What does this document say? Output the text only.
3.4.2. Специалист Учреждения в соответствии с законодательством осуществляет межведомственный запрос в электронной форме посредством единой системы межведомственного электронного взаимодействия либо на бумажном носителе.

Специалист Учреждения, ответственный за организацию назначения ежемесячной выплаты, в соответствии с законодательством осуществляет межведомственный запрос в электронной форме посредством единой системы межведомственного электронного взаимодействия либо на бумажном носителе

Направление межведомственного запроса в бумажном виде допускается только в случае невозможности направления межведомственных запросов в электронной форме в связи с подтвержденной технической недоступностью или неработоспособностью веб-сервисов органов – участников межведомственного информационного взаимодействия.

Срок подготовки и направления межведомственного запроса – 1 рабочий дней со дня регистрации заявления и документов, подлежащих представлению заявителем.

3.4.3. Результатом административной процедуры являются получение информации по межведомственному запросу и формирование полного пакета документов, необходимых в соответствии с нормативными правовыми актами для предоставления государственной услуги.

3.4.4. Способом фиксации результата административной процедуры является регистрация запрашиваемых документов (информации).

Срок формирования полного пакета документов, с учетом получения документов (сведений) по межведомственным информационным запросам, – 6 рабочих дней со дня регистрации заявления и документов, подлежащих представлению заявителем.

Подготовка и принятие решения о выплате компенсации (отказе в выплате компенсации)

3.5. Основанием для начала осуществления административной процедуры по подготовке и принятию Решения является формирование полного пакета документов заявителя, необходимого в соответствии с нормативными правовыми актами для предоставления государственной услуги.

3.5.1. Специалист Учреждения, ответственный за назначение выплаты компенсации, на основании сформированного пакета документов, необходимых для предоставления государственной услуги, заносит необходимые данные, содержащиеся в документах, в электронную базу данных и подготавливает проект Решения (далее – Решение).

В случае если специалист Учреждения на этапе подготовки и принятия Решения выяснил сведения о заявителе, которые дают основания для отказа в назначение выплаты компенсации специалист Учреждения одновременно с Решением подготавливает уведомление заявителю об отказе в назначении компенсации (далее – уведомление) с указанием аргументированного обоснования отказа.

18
┄┄┄┄┄┄┄┄┄┄┄┄┄┄┄┄┄┄┄┄
WHAT IS BEING ASKED: From the records above, extract each line exactly as shown.

TASK ANSWER:
What does this document say? Output the text only.
3.4.2. Специалист Учреждения в соответствии с законодательством осуществляет межведомственный запрос в электронной форме посредством единой системы межведомственного электронного взаимодействия либо на бумажном носителе.

Специалист Учреждения, ответственный за организацию назначения ежемесячной выплаты, в соответствии с законодательством осуществляет межведомственный запрос в электронной форме посредством единой системы межведомственного электронного взаимодействия либо на бумажном носителе

Направление межведомственного запроса в бумажном виде допускается только в случае невозможности направления межведомственных запросов в электронной форме в связи с подтвержденной технической недоступностью или неработоспособностью веб-сервисов органов – участников межведомственного информационного взаимодействия.

Срок подготовки и направления межведомственного запроса – 1 рабочий дней со дня регистрации заявления и документов, подлежащих представлению заявителем.

3.4.3. Результатом административной процедуры являются получение информации по межведомственному запросу и формирование полного пакета документов, необходимых в соответствии с нормативными правовыми актами для предоставления государственной услуги.

3.4.4. Способом фиксации результата административной процедуры является регистрация запрашиваемых документов (информации).

Срок формирования полного пакета документов, с учетом получения документов (сведений) по межведомственным информационным запросам, – 6 рабочих дней со дня регистрации заявления и документов, подлежащих представлению заявителем.

Подготовка и принятие решения о выплате компенсации (отказе в выплате компенсации)

3.5. Основанием для начала осуществления административной процедуры по подготовке и принятию Решения является формирование полного пакета документов заявителя, необходимого в соответствии с нормативными правовыми актами для предоставления государственной услуги.

3.5.1. Специалист Учреждения, ответственный за назначение выплаты компенсации, на основании сформированного пакета документов, необходимых для предоставления государственной услуги, заносит необходимые данные, содержащиеся в документах, в электронную базу данных и подготавливает проект Решения (далее – Решение).

В случае если специалист Учреждения на этапе подготовки и принятия Решения выяснил сведения о заявителе, которые дают основания для отказа в назначение выплаты компенсации специалист Учреждения одновременно с Решением подготавливает уведомление заявителю об отказе в назначении компенсации (далее – уведомление) с указанием аргументированного обоснования отказа.

18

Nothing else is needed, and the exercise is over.